*Work to be completed*
Without including any pictures, write out the listing below exactly.

*Exercise inputs*
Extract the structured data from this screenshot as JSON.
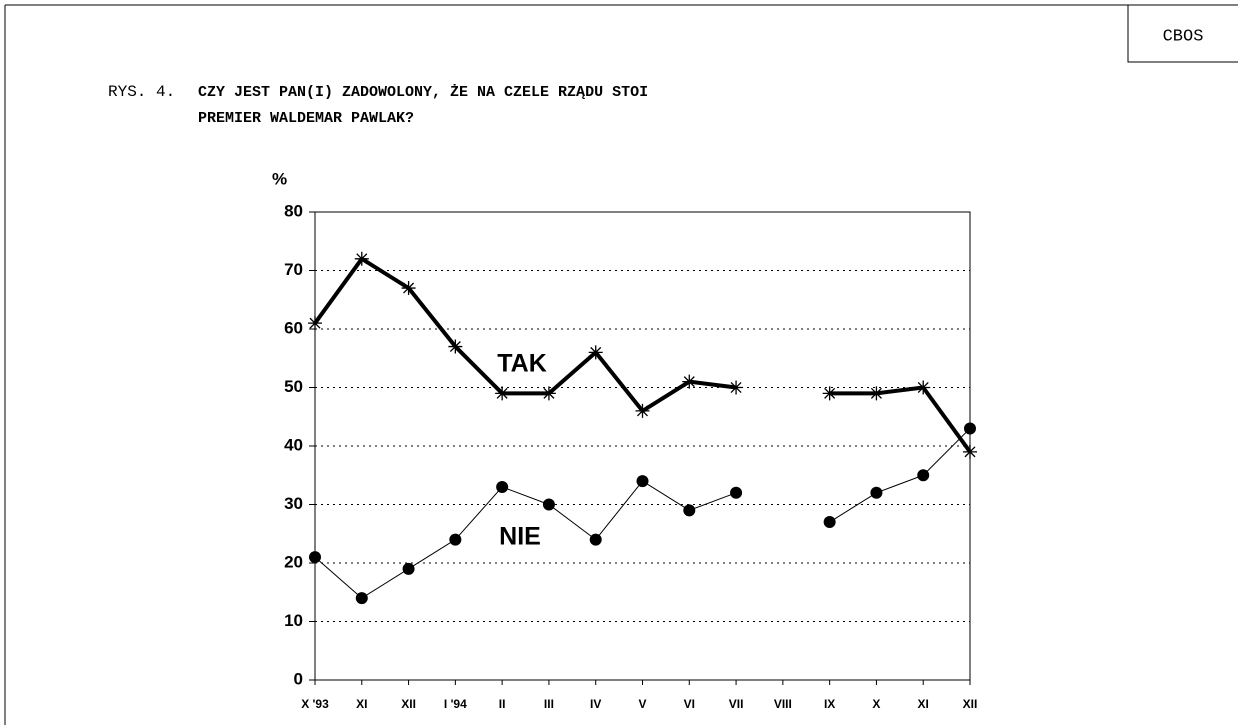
{
  "corner_label": "CBOS",
  "chart_data": {
    "type": "line",
    "figure_label": "RYS. 4.",
    "title": [
      "CZY JEST PAN(I) ZADOWOLONY, ŻE NA CZELE RZĄDU STOI",
      "PREMIER WALDEMAR PAWLAK?"
    ],
    "ylabel": "%",
    "categories": [
      "X '93",
      "XI",
      "XII",
      "I '94",
      "II",
      "III",
      "IV",
      "V",
      "VI",
      "VII",
      "VIII",
      "IX",
      "X",
      "XI",
      "XII"
    ],
    "series": [
      {
        "name": "TAK",
        "color": "#000000",
        "marker": "asterisk",
        "values": [
          61,
          72,
          67,
          57,
          49,
          49,
          56,
          46,
          51,
          50,
          null,
          49,
          49,
          50,
          39
        ]
      },
      {
        "name": "NIE",
        "color": "#000000",
        "marker": "circle",
        "values": [
          21,
          14,
          19,
          24,
          33,
          30,
          24,
          34,
          29,
          32,
          null,
          27,
          32,
          35,
          43
        ]
      }
    ],
    "ylim": [
      0,
      80
    ],
    "yticks": [
      0,
      10,
      20,
      30,
      40,
      50,
      60,
      70,
      80
    ],
    "grid": true
  }
}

*The output*
Extract the structured data from this screenshot as JSON.
{
  "corner_label": "CBOS",
  "chart_data": {
    "type": "line",
    "figure_label": "RYS. 4.",
    "title": [
      "CZY JEST PAN(I) ZADOWOLONY, ŻE NA CZELE RZĄDU STOI",
      "PREMIER WALDEMAR PAWLAK?"
    ],
    "ylabel": "%",
    "categories": [
      "X '93",
      "XI",
      "XII",
      "I '94",
      "II",
      "III",
      "IV",
      "V",
      "VI",
      "VII",
      "VIII",
      "IX",
      "X",
      "XI",
      "XII"
    ],
    "series": [
      {
        "name": "TAK",
        "color": "#000000",
        "marker": "asterisk",
        "values": [
          61,
          72,
          67,
          57,
          49,
          49,
          56,
          46,
          51,
          50,
          null,
          49,
          49,
          50,
          39
        ]
      },
      {
        "name": "NIE",
        "color": "#000000",
        "marker": "circle",
        "values": [
          21,
          14,
          19,
          24,
          33,
          30,
          24,
          34,
          29,
          32,
          null,
          27,
          32,
          35,
          43
        ]
      }
    ],
    "ylim": [
      0,
      80
    ],
    "yticks": [
      0,
      10,
      20,
      30,
      40,
      50,
      60,
      70,
      80
    ],
    "grid": true
  }
}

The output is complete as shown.